(Written exercise) In the records below, find each line containing the word "исследования" and copy it.

--- START Material for this task ---

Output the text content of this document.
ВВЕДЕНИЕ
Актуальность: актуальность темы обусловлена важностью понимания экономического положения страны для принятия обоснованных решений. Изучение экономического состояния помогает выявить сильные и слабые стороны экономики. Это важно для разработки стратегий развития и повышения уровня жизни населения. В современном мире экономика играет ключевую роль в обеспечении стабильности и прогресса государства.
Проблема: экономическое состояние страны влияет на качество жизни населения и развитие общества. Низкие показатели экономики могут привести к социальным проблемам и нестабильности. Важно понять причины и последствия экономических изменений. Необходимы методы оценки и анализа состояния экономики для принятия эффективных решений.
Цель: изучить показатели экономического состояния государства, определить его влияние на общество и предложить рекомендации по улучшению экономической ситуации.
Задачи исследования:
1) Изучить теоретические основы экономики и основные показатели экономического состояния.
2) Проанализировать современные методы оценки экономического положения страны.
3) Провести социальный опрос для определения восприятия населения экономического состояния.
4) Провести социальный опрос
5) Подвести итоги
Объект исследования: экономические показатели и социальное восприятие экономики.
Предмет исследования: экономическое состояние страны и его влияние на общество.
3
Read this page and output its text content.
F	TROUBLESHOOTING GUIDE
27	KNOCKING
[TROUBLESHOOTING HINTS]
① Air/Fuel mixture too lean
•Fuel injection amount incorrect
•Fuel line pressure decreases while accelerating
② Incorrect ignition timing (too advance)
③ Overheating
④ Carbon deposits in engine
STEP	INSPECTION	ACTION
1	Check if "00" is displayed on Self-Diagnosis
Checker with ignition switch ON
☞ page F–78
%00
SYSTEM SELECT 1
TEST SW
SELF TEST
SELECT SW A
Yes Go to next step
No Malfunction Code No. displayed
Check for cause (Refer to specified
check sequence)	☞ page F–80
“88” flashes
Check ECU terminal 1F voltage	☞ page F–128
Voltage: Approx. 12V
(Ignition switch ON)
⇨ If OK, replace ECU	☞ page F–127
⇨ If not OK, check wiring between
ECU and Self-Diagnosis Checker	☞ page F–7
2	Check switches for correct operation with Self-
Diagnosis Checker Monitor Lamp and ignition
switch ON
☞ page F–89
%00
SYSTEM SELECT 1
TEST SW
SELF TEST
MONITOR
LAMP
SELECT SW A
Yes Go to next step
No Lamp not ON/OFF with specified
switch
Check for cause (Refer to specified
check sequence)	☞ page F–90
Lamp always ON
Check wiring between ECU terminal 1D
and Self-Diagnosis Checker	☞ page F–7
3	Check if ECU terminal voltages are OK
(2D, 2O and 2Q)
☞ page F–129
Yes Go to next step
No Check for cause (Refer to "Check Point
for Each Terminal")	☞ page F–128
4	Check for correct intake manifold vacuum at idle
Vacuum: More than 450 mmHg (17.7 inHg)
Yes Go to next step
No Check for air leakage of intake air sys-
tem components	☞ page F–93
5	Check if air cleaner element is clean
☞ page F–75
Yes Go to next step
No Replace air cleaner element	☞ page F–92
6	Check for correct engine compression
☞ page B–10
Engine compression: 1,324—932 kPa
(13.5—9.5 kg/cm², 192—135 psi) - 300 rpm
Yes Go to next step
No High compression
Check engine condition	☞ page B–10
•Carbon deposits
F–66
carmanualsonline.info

--- END Material for this task ---
--- START Material for this task ---

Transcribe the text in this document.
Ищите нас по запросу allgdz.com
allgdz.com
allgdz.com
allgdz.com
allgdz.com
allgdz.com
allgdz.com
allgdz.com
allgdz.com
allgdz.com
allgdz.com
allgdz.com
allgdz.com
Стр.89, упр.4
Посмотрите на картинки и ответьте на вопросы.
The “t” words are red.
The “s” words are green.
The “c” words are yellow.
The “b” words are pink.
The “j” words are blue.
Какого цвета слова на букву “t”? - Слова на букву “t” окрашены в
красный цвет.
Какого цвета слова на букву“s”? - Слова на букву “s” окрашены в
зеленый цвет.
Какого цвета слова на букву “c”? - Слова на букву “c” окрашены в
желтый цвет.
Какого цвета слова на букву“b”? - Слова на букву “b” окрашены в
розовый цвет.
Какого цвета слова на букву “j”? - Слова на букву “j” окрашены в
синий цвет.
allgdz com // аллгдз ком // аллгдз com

--- END Material for this task ---

(Answer to this task)
Задачи исследования:
Объект исследования: экономические показатели и социальное восприятие экономики.
Предмет исследования: экономическое состояние страны и его влияние на общество.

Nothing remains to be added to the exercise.